What you need to do: Every line of the data below that holds the string "expression" needs to be reported.

(Data entries)
************
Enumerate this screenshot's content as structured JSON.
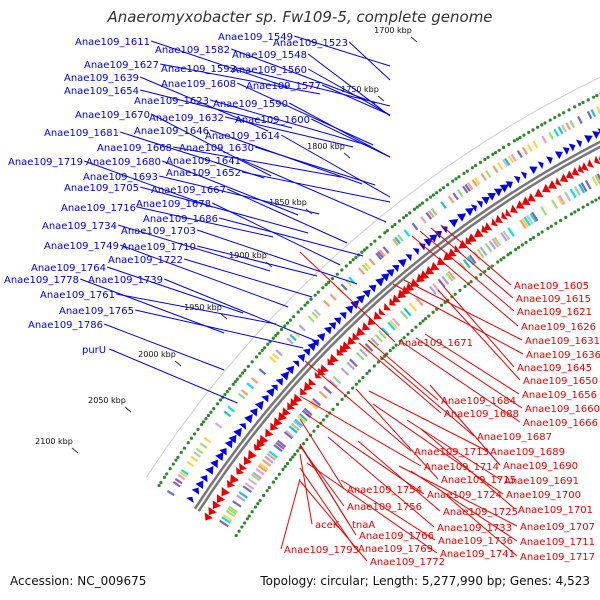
{
  "title": "Anaeromyxobacter sp. Fw109-5, complete genome",
  "footer": {
    "accession": "Accession: NC_009675",
    "summary": "Topology: circular; Length: 5,277,990 bp; Genes: 4,523"
  },
  "scale_labels": [
    "1700 kbp",
    "1750 kbp",
    "1800 kbp",
    "1850 kbp",
    "1900 kbp",
    "1950 kbp",
    "2000 kbp",
    "2050 kbp",
    "2100 kbp"
  ],
  "colors": {
    "plus_strand": "#0000ee",
    "minus_strand": "#ee0000",
    "backbone": "#777777",
    "gc_dots": "#2a8a2a"
  },
  "forward_labels": [
    "Anae109_1549",
    "Anae109_1523",
    "Anae109_1611",
    "Anae109_1582",
    "Anae109_1548",
    "Anae109_1627",
    "Anae109_1592",
    "Anae109_1560",
    "Anae109_1639",
    "Anae109_1608",
    "Anae109_1577",
    "Anae109_1654",
    "Anae109_1623",
    "Anae109_1590",
    "Anae109_1670",
    "Anae109_1632",
    "Anae109_1600",
    "Anae109_1681",
    "Anae109_1646",
    "Anae109_1614",
    "Anae109_1668",
    "Anae109_1630",
    "Anae109_1719",
    "Anae109_1680",
    "Anae109_1641",
    "Anae109_1652",
    "Anae109_1693",
    "Anae109_1705",
    "Anae109_1667",
    "Anae109_1678",
    "Anae109_1716",
    "Anae109_1686",
    "Anae109_1734",
    "Anae109_1703",
    "Anae109_1749",
    "Anae109_1710",
    "Anae109_1722",
    "Anae109_1764",
    "Anae109_1778",
    "Anae109_1739",
    "Anae109_1761",
    "Anae109_1765",
    "Anae109_1786",
    "purU"
  ],
  "reverse_labels": [
    "Anae109_1605",
    "Anae109_1615",
    "Anae109_1621",
    "Anae109_1626",
    "Anae109_1631",
    "Anae109_1636",
    "Anae109_1645",
    "Anae109_1650",
    "Anae109_1656",
    "Anae109_1660",
    "Anae109_1666",
    "Anae109_1671",
    "Anae109_1684",
    "Anae109_1688",
    "Anae109_1687",
    "Anae109_1713",
    "Anae109_1689",
    "Anae109_1714",
    "Anae109_1690",
    "Anae109_1715",
    "Anae109_1691",
    "Anae109_1754",
    "Anae109_1724",
    "Anae109_1700",
    "Anae109_1756",
    "Anae109_1725",
    "Anae109_1701",
    "Anae109_1733",
    "Anae109_1707",
    "aceK",
    "tnaA",
    "Anae109_1766",
    "Anae109_1736",
    "Anae109_1711",
    "Anae109_1769",
    "Anae109_1741",
    "Anae109_1717",
    "Anae109_1793",
    "Anae109_1772"
  ]
}
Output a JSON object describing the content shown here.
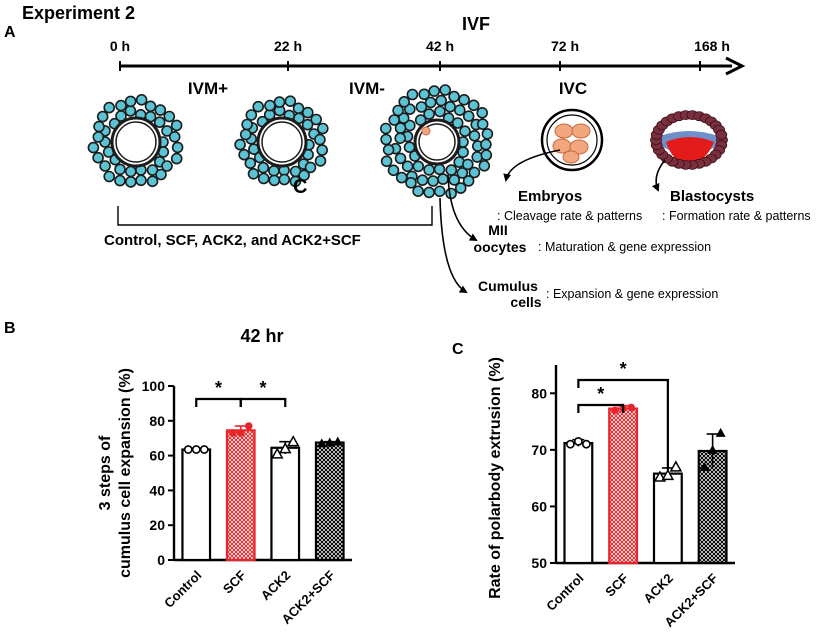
{
  "panel_labels": {
    "a": "A",
    "b": "B",
    "c": "C"
  },
  "experiment_title": "Experiment 2",
  "ivf_label": "IVF",
  "timeline": {
    "ticks": [
      "0 h",
      "22 h",
      "42 h",
      "72 h",
      "168 h"
    ],
    "stages": [
      "IVM+",
      "IVM-",
      "IVC"
    ]
  },
  "cell_mark": "C",
  "treatment_groups": "Control, SCF, ACK2, and ACK2+SCF",
  "outcomes": {
    "embryos_title": "Embryos",
    "embryos_desc": ": Cleavage rate & patterns",
    "blastocysts_title": "Blastocysts",
    "blastocysts_desc": ": Formation rate  & patterns",
    "mii_line1": "MII",
    "mii_line2": "oocytes",
    "mii_desc": ": Maturation & gene expression",
    "cumulus_line1": "Cumulus",
    "cumulus_line2": "cells",
    "cumulus_desc": ": Expansion & gene expression"
  },
  "colors": {
    "scf": "#e8252b",
    "cell_fill": "#5bc3d3",
    "black": "#000000"
  },
  "chart_data": [
    {
      "type": "bar",
      "panel": "B",
      "title": "42 hr",
      "ylabel_line1": "3 steps of",
      "ylabel_line2": "cumulus cell expansion (%)",
      "categories": [
        "Control",
        "SCF",
        "ACK2",
        "ACK2+SCF"
      ],
      "values": [
        63.5,
        74.5,
        64.5,
        67.5
      ],
      "errors": [
        0.5,
        2.5,
        3.5,
        0.5
      ],
      "points": [
        [
          63.5,
          63.5,
          63.5
        ],
        [
          73,
          73,
          77
        ],
        [
          61,
          64,
          68
        ],
        [
          67,
          67.5,
          68
        ]
      ],
      "ylim": [
        0,
        100
      ],
      "yticks": [
        0,
        20,
        40,
        60,
        80,
        100
      ],
      "significance": [
        {
          "pair": [
            "Control",
            "SCF"
          ],
          "label": "*"
        },
        {
          "pair": [
            "SCF",
            "ACK2"
          ],
          "label": "*"
        }
      ]
    },
    {
      "type": "bar",
      "panel": "C",
      "title": "",
      "ylabel": "Rate of polarbody extrusion (%)",
      "categories": [
        "Control",
        "SCF",
        "ACK2",
        "ACK2+SCF"
      ],
      "values": [
        71.2,
        77.3,
        65.8,
        69.8
      ],
      "errors": [
        0.6,
        0.5,
        1.0,
        3.0
      ],
      "points": [
        [
          71,
          71.5,
          71
        ],
        [
          77,
          77.3,
          77.5
        ],
        [
          65.2,
          65.5,
          67
        ],
        [
          67,
          70,
          73
        ]
      ],
      "ylim": [
        50,
        85
      ],
      "yticks": [
        50,
        60,
        70,
        80
      ],
      "significance": [
        {
          "pair": [
            "Control",
            "SCF"
          ],
          "label": "*"
        },
        {
          "pair": [
            "Control",
            "ACK2"
          ],
          "label": "*"
        }
      ]
    }
  ]
}
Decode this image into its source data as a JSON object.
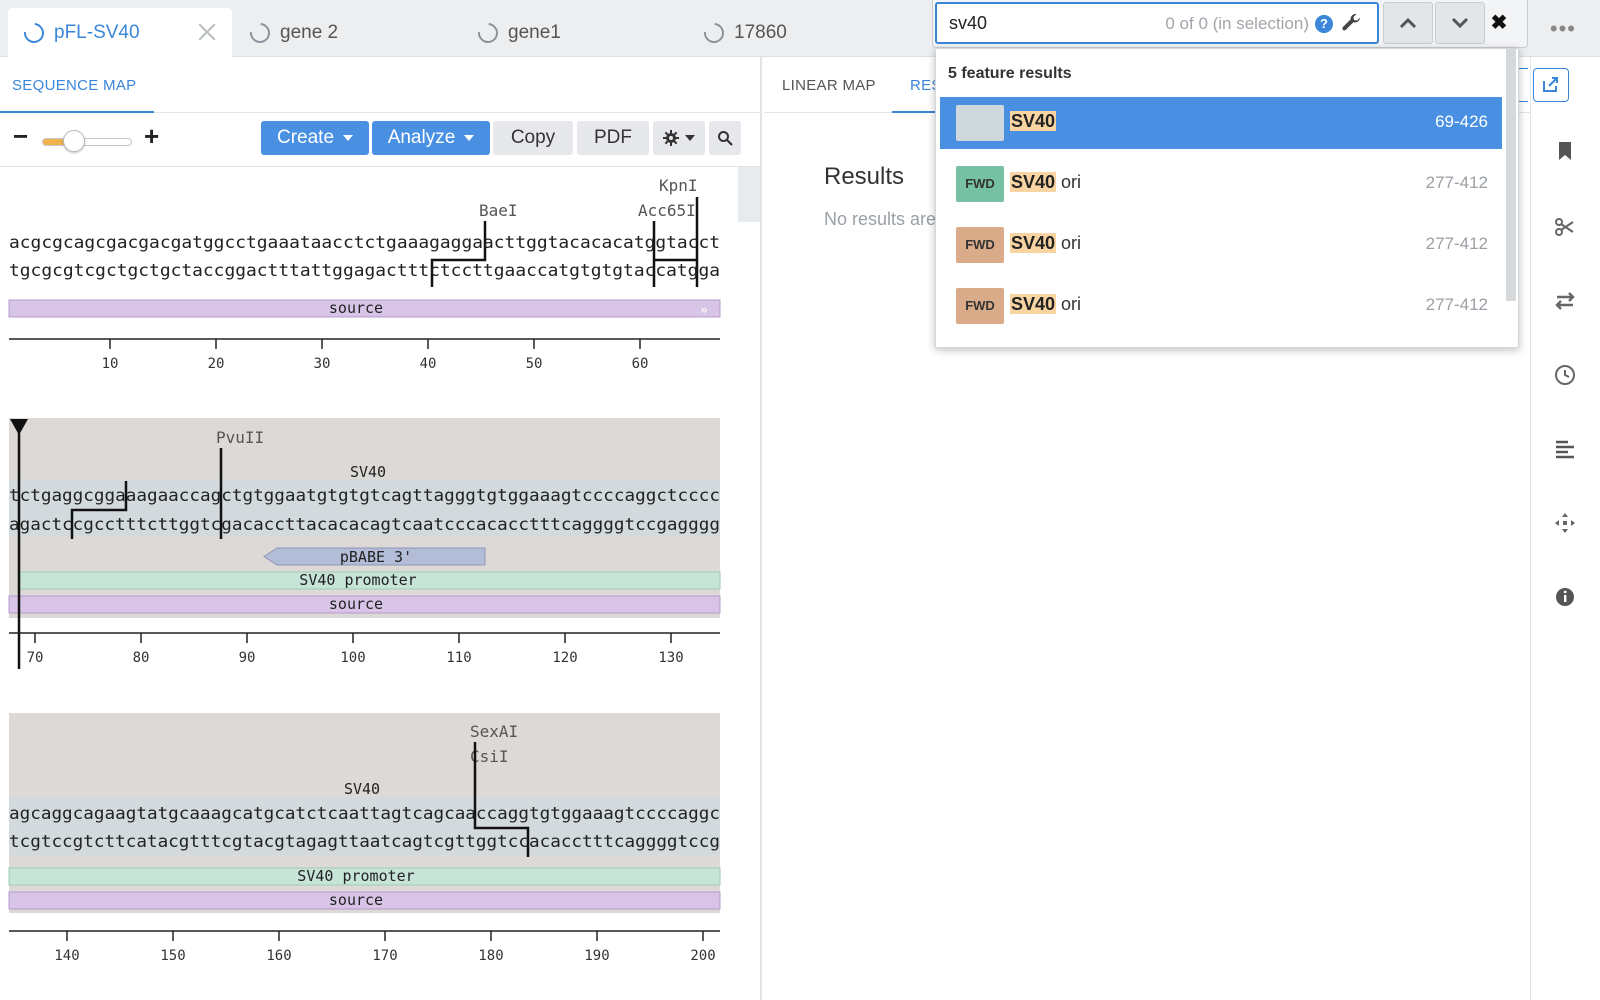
{
  "tabs": [
    {
      "label": "pFL-SV40",
      "active": true
    },
    {
      "label": "gene 2",
      "active": false
    },
    {
      "label": "gene1",
      "active": false
    },
    {
      "label": "17860",
      "active": false
    }
  ],
  "find": {
    "query": "sv40",
    "count": "0 of 0 (in selection)",
    "help": "?",
    "close": "✖"
  },
  "left_panel": {
    "tab_label": "SEQUENCE MAP",
    "toolbar": {
      "create_label": "Create",
      "analyze_label": "Analyze",
      "copy_label": "Copy",
      "pdf_label": "PDF",
      "zoom_level": 0.25
    }
  },
  "right_panel": {
    "tabs": [
      "LINEAR MAP",
      "RESULTS"
    ],
    "results_title": "Results",
    "results_empty": "No results are"
  },
  "dropdown": {
    "header": "5 feature results",
    "rows": [
      {
        "badge": "",
        "match": "SV40",
        "rest": "",
        "range": "69-426",
        "color": "#cfd8dc",
        "selected": true
      },
      {
        "badge": "FWD",
        "match": "SV40",
        "rest": " ori",
        "range": "277-412",
        "color": "#76c0a3",
        "selected": false
      },
      {
        "badge": "FWD",
        "match": "SV40",
        "rest": " ori",
        "range": "277-412",
        "color": "#d9ab88",
        "selected": false
      },
      {
        "badge": "FWD",
        "match": "SV40",
        "rest": " ori",
        "range": "277-412",
        "color": "#d9ab88",
        "selected": false
      }
    ]
  },
  "sequence_map": {
    "rows": [
      {
        "top_strand": "acgcgcagcgacgacgatggcctgaaataacctctgaaagaggaacttggtacacacatggtacct",
        "bottom_strand": "tgcgcgtcgctgctgctaccggactttattggagactttctccttgaaccatgtgtgtaccatgga",
        "enzymes": [
          "BaeI",
          "KpnI",
          "Acc65I"
        ],
        "features": [
          "source"
        ],
        "ticks": [
          "10",
          "20",
          "30",
          "40",
          "50",
          "60"
        ]
      },
      {
        "top_strand": "tctgaggcggaaagaaccagctgtggaatgtgtgtcagttagggtgtggaaagtccccaggctcccc",
        "bottom_strand": "agactccgcctttcttggtcgacaccttacacacagtcaatcccacacctttcaggggtccgagggg",
        "enzymes": [
          "PvuII"
        ],
        "feature_label": "SV40",
        "features": [
          "pBABE 3'",
          "SV40 promoter",
          "source"
        ],
        "ticks": [
          "70",
          "80",
          "90",
          "100",
          "110",
          "120",
          "130"
        ]
      },
      {
        "top_strand": "agcaggcagaagtatgcaaagcatgcatctcaattagtcagcaaccaggtgtggaaagtccccaggc",
        "bottom_strand": "tcgtccgtcttcatacgtttcgtacgtagagttaatcagtcgttggtccacacctttcaggggtccg",
        "enzymes": [
          "SexAI",
          "CsiI"
        ],
        "feature_label": "SV40",
        "features": [
          "SV40 promoter",
          "source"
        ],
        "ticks": [
          "140",
          "150",
          "160",
          "170",
          "180",
          "190",
          "200"
        ]
      }
    ]
  },
  "colors": {
    "accent": "#4a90e2",
    "source_feature": "#d7c4e6",
    "promoter_feature": "#c7e4d8",
    "pbabe_feature": "#b3bdd8",
    "selection_bg": "#ddd9d6"
  },
  "rail_icons": [
    "bookmark-icon",
    "scissors-icon",
    "swap-icon",
    "history-icon",
    "align-icon",
    "move-icon",
    "info-icon"
  ]
}
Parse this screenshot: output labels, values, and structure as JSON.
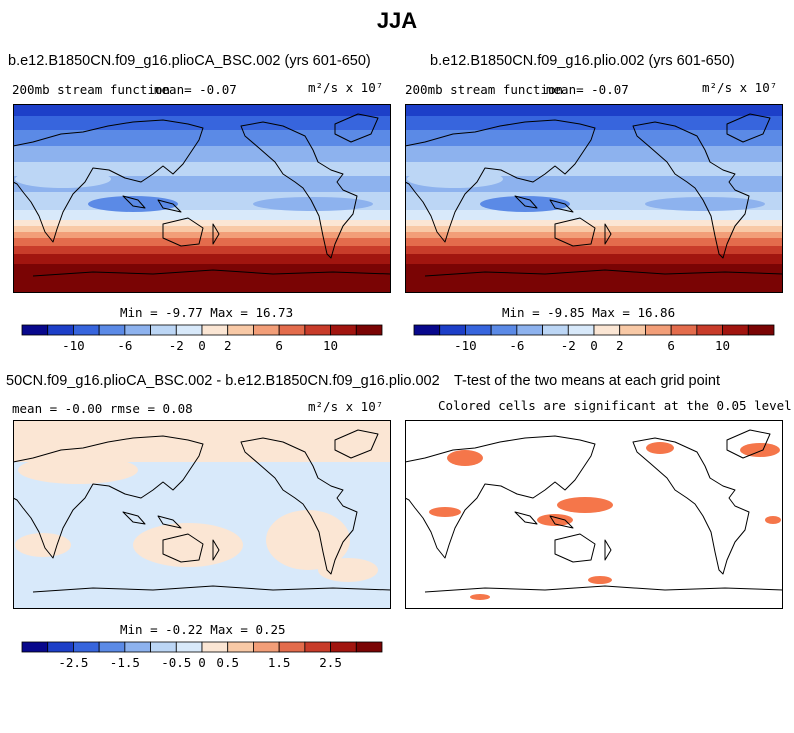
************
Output of the task:
    "mii_desc": ": Maturation & gene expression",
    "cumulus_desc": ": Expansion & gene expression"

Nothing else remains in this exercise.